» STATED GOAL
In the listing below, locate the lines that hold the string "subtitle". Copy those lines.

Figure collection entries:
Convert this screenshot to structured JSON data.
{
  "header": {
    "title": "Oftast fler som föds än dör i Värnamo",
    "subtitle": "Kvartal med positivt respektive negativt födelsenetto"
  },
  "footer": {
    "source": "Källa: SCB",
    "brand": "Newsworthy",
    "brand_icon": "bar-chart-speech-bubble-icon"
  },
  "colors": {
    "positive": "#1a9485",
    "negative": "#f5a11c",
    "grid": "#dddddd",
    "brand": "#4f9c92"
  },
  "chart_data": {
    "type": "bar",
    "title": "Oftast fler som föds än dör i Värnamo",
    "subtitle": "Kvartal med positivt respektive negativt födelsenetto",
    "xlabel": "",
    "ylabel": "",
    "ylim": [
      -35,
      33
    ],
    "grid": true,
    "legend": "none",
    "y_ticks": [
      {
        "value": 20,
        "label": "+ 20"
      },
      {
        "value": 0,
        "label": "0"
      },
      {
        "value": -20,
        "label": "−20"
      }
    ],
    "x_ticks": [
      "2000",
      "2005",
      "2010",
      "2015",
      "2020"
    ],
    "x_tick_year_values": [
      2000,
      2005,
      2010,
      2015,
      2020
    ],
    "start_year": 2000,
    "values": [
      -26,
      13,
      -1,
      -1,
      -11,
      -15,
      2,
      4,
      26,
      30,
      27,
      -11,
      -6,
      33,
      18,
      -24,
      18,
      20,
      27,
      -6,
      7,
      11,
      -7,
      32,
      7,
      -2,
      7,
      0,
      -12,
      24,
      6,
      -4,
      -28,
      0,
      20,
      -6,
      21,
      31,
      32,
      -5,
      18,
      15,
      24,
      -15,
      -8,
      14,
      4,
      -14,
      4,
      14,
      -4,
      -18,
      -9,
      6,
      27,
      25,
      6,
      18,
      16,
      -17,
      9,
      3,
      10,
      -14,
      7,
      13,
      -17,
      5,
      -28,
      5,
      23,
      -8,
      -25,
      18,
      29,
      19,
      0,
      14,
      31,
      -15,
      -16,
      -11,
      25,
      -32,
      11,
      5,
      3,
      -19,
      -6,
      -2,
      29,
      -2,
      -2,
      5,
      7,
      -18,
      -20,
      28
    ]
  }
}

» RIGHT ANSWER
    "subtitle": "Kvartal med positivt respektive negativt födelsenetto"
    "subtitle": "Kvartal med positivt respektive negativt födelsenetto",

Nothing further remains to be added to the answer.